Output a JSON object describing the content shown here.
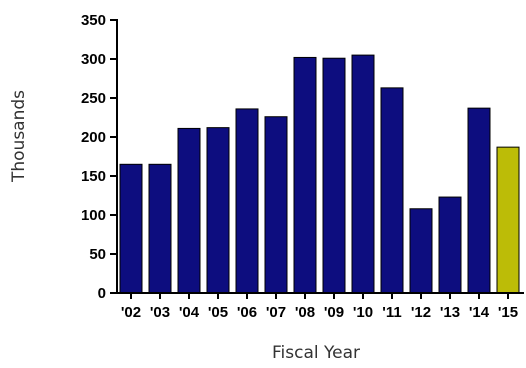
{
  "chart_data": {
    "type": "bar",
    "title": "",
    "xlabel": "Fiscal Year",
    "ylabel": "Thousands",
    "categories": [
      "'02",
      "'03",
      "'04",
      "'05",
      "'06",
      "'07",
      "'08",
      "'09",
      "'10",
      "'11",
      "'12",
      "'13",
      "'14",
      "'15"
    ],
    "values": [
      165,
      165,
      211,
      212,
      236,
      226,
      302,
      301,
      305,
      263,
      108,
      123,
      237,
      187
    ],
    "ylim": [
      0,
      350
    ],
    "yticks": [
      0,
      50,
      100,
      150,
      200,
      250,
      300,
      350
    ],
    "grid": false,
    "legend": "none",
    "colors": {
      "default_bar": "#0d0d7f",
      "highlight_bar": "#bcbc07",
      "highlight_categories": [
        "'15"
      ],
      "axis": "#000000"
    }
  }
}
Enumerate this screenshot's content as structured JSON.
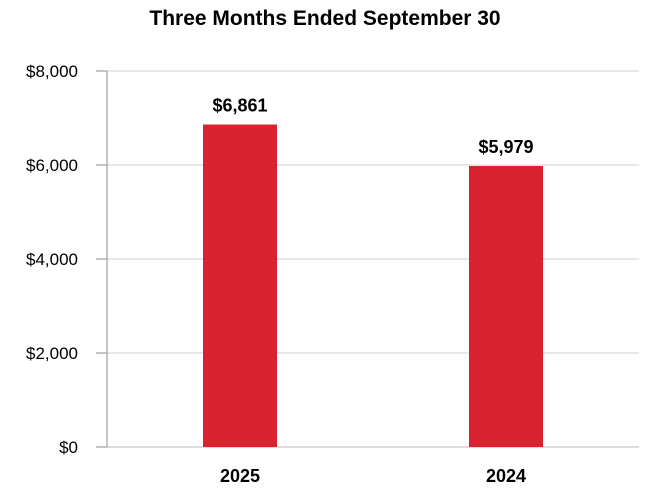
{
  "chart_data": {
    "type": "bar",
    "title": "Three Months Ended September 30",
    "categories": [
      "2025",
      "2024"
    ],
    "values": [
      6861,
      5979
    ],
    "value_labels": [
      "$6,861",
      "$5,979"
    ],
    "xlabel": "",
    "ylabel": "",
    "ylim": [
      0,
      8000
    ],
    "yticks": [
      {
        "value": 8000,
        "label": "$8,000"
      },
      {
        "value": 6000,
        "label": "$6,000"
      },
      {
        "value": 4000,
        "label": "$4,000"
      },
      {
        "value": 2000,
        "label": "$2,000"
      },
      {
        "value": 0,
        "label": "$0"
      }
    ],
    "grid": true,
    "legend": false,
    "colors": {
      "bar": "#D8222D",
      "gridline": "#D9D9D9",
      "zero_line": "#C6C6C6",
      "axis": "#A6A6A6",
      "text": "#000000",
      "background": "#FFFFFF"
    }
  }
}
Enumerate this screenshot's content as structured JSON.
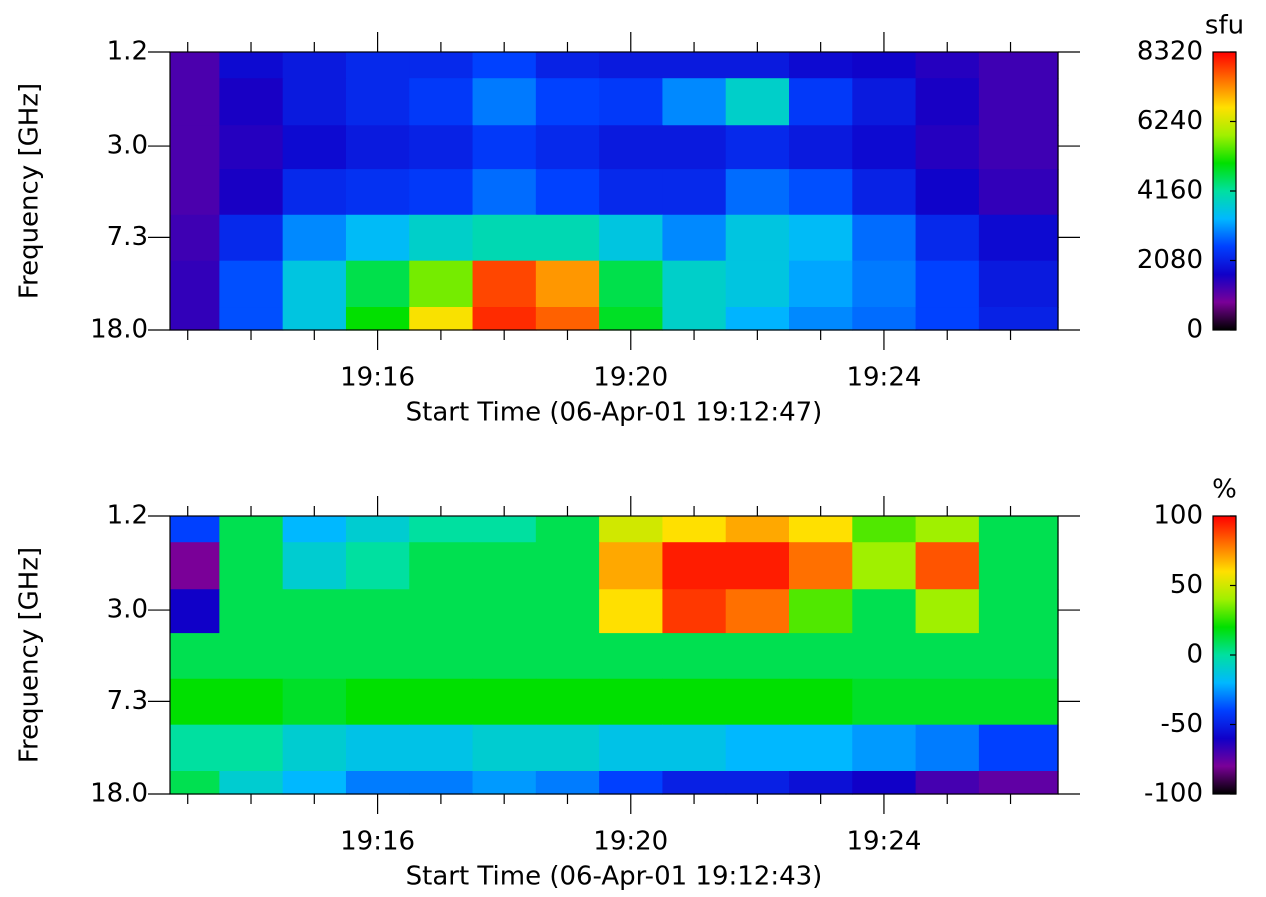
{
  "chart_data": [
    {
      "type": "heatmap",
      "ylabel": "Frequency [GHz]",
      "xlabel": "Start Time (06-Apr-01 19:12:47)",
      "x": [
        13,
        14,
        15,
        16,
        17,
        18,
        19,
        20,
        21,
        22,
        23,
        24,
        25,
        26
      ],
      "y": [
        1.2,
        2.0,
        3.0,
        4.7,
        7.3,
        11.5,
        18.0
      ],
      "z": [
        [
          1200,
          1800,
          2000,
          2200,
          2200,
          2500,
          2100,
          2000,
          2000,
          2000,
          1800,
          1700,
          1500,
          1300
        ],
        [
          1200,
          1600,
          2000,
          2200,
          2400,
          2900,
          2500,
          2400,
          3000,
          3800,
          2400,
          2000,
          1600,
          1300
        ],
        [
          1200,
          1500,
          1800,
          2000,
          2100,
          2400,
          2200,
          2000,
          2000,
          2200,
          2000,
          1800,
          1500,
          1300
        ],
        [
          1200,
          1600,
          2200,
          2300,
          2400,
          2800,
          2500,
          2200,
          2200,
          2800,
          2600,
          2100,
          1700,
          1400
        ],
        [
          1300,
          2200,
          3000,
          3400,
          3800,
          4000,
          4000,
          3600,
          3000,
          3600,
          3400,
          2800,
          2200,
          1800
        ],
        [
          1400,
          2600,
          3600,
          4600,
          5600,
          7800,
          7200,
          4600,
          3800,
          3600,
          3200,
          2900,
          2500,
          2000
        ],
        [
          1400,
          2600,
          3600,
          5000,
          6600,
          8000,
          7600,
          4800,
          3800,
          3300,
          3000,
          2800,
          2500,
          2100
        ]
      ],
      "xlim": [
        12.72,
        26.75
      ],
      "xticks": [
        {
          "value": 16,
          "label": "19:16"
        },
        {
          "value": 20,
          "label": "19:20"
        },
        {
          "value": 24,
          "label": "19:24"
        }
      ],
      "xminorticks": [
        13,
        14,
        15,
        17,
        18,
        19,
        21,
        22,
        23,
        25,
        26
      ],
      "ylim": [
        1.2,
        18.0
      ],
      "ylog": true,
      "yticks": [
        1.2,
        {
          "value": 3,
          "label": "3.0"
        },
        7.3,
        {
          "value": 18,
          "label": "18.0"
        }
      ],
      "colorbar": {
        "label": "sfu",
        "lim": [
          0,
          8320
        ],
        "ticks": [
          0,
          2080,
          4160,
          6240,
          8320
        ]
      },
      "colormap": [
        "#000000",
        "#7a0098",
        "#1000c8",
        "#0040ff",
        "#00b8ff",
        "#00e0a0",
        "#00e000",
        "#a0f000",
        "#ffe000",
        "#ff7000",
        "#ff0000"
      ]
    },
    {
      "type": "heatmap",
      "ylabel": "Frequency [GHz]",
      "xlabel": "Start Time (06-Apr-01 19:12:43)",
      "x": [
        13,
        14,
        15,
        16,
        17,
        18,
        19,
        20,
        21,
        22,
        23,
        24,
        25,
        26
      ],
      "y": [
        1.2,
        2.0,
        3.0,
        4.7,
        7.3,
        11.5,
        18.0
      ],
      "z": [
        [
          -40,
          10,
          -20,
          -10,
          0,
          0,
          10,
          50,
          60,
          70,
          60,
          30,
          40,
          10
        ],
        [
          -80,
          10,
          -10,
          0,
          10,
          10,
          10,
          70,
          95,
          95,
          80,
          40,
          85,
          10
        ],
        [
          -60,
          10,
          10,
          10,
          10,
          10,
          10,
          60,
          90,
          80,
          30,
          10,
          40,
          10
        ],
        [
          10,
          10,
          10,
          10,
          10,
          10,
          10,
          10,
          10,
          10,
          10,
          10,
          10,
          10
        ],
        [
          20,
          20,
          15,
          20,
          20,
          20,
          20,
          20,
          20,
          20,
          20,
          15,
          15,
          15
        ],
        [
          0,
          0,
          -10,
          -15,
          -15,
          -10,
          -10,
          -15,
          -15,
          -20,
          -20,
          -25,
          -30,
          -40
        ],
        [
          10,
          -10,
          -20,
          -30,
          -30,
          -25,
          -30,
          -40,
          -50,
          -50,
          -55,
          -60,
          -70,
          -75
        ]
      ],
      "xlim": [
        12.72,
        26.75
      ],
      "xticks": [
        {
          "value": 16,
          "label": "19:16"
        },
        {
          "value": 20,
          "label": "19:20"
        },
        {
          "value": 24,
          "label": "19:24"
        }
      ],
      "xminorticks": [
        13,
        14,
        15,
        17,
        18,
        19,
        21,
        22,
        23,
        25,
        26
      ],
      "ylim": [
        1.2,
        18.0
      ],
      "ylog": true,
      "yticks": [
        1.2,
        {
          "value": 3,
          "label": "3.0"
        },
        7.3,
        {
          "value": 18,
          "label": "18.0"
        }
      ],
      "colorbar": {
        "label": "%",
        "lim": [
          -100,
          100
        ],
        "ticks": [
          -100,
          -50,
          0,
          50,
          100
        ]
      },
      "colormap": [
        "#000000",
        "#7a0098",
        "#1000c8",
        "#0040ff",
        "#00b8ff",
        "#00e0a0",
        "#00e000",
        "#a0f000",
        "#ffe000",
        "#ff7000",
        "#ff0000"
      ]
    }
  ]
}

_____

■ **Prompt**
Give back every line exactly as it stands, pictures excluded.

■ **Response**
Output a JSON object describing the content shown here.
{
  "chart_data": {
    "type": "bar",
    "title": "",
    "xlabel": "Fiscal Year",
    "ylabel": "Thousands",
    "categories": [
      "'02",
      "'03",
      "'04",
      "'05",
      "'06",
      "'07",
      "'08",
      "'09",
      "'10",
      "'11",
      "'12",
      "'13",
      "'14",
      "'15"
    ],
    "values": [
      165,
      165,
      211,
      212,
      236,
      226,
      302,
      301,
      305,
      263,
      108,
      123,
      237,
      187
    ],
    "ylim": [
      0,
      350
    ],
    "yticks": [
      0,
      50,
      100,
      150,
      200,
      250,
      300,
      350
    ],
    "grid": false,
    "legend": "none",
    "colors": {
      "default_bar": "#0d0d7f",
      "highlight_bar": "#bcbc07",
      "highlight_categories": [
        "'15"
      ],
      "axis": "#000000"
    }
  }
}
Enumerate this screenshot's content as structured JSON.
{
  "chart_data": {
    "type": "bar",
    "title": "Three Months Ended September 30",
    "categories": [
      "2025",
      "2024"
    ],
    "values": [
      6861,
      5979
    ],
    "value_labels": [
      "$6,861",
      "$5,979"
    ],
    "xlabel": "",
    "ylabel": "",
    "ylim": [
      0,
      8000
    ],
    "yticks": [
      {
        "value": 8000,
        "label": "$8,000"
      },
      {
        "value": 6000,
        "label": "$6,000"
      },
      {
        "value": 4000,
        "label": "$4,000"
      },
      {
        "value": 2000,
        "label": "$2,000"
      },
      {
        "value": 0,
        "label": "$0"
      }
    ],
    "grid": true,
    "legend": false,
    "colors": {
      "bar": "#D8222D",
      "gridline": "#D9D9D9",
      "zero_line": "#C6C6C6",
      "axis": "#A6A6A6",
      "text": "#000000",
      "background": "#FFFFFF"
    }
  }
}
Enumerate this screenshot's content as structured JSON.
{
  "chart_data": [
    {
      "type": "heatmap",
      "ylabel": "Frequency [GHz]",
      "xlabel": "Start Time (06-Apr-01 19:12:47)",
      "x": [
        13,
        14,
        15,
        16,
        17,
        18,
        19,
        20,
        21,
        22,
        23,
        24,
        25,
        26
      ],
      "y": [
        1.2,
        2.0,
        3.0,
        4.7,
        7.3,
        11.5,
        18.0
      ],
      "z": [
        [
          1200,
          1800,
          2000,
          2200,
          2200,
          2500,
          2100,
          2000,
          2000,
          2000,
          1800,
          1700,
          1500,
          1300
        ],
        [
          1200,
          1600,
          2000,
          2200,
          2400,
          2900,
          2500,
          2400,
          3000,
          3800,
          2400,
          2000,
          1600,
          1300
        ],
        [
          1200,
          1500,
          1800,
          2000,
          2100,
          2400,
          2200,
          2000,
          2000,
          2200,
          2000,
          1800,
          1500,
          1300
        ],
        [
          1200,
          1600,
          2200,
          2300,
          2400,
          2800,
          2500,
          2200,
          2200,
          2800,
          2600,
          2100,
          1700,
          1400
        ],
        [
          1300,
          2200,
          3000,
          3400,
          3800,
          4000,
          4000,
          3600,
          3000,
          3600,
          3400,
          2800,
          2200,
          1800
        ],
        [
          1400,
          2600,
          3600,
          4600,
          5600,
          7800,
          7200,
          4600,
          3800,
          3600,
          3200,
          2900,
          2500,
          2000
        ],
        [
          1400,
          2600,
          3600,
          5000,
          6600,
          8000,
          7600,
          4800,
          3800,
          3300,
          3000,
          2800,
          2500,
          2100
        ]
      ],
      "xlim": [
        12.72,
        26.75
      ],
      "xticks": [
        {
          "value": 16,
          "label": "19:16"
        },
        {
          "value": 20,
          "label": "19:20"
        },
        {
          "value": 24,
          "label": "19:24"
        }
      ],
      "xminorticks": [
        13,
        14,
        15,
        17,
        18,
        19,
        21,
        22,
        23,
        25,
        26
      ],
      "ylim": [
        1.2,
        18.0
      ],
      "ylog": true,
      "yticks": [
        1.2,
        {
          "value": 3,
          "label": "3.0"
        },
        7.3,
        {
          "value": 18,
          "label": "18.0"
        }
      ],
      "colorbar": {
        "label": "sfu",
        "lim": [
          0,
          8320
        ],
        "ticks": [
          0,
          2080,
          4160,
          6240,
          8320
        ]
      },
      "colormap": [
        "#000000",
        "#7a0098",
        "#1000c8",
        "#0040ff",
        "#00b8ff",
        "#00e0a0",
        "#00e000",
        "#a0f000",
        "#ffe000",
        "#ff7000",
        "#ff0000"
      ]
    },
    {
      "type": "heatmap",
      "ylabel": "Frequency [GHz]",
      "xlabel": "Start Time (06-Apr-01 19:12:43)",
      "x": [
        13,
        14,
        15,
        16,
        17,
        18,
        19,
        20,
        21,
        22,
        23,
        24,
        25,
        26
      ],
      "y": [
        1.2,
        2.0,
        3.0,
        4.7,
        7.3,
        11.5,
        18.0
      ],
      "z": [
        [
          -40,
          10,
          -20,
          -10,
          0,
          0,
          10,
          50,
          60,
          70,
          60,
          30,
          40,
          10
        ],
        [
          -80,
          10,
          -10,
          0,
          10,
          10,
          10,
          70,
          95,
          95,
          80,
          40,
          85,
          10
        ],
        [
          -60,
          10,
          10,
          10,
          10,
          10,
          10,
          60,
          90,
          80,
          30,
          10,
          40,
          10
        ],
        [
          10,
          10,
          10,
          10,
          10,
          10,
          10,
          10,
          10,
          10,
          10,
          10,
          10,
          10
        ],
        [
          20,
          20,
          15,
          20,
          20,
          20,
          20,
          20,
          20,
          20,
          20,
          15,
          15,
          15
        ],
        [
          0,
          0,
          -10,
          -15,
          -15,
          -10,
          -10,
          -15,
          -15,
          -20,
          -20,
          -25,
          -30,
          -40
        ],
        [
          10,
          -10,
          -20,
          -30,
          -30,
          -25,
          -30,
          -40,
          -50,
          -50,
          -55,
          -60,
          -70,
          -75
        ]
      ],
      "xlim": [
        12.72,
        26.75
      ],
      "xticks": [
        {
          "value": 16,
          "label": "19:16"
        },
        {
          "value": 20,
          "label": "19:20"
        },
        {
          "value": 24,
          "label": "19:24"
        }
      ],
      "xminorticks": [
        13,
        14,
        15,
        17,
        18,
        19,
        21,
        22,
        23,
        25,
        26
      ],
      "ylim": [
        1.2,
        18.0
      ],
      "ylog": true,
      "yticks": [
        1.2,
        {
          "value": 3,
          "label": "3.0"
        },
        7.3,
        {
          "value": 18,
          "label": "18.0"
        }
      ],
      "colorbar": {
        "label": "%",
        "lim": [
          -100,
          100
        ],
        "ticks": [
          -100,
          -50,
          0,
          50,
          100
        ]
      },
      "colormap": [
        "#000000",
        "#7a0098",
        "#1000c8",
        "#0040ff",
        "#00b8ff",
        "#00e0a0",
        "#00e000",
        "#a0f000",
        "#ffe000",
        "#ff7000",
        "#ff0000"
      ]
    }
  ]
}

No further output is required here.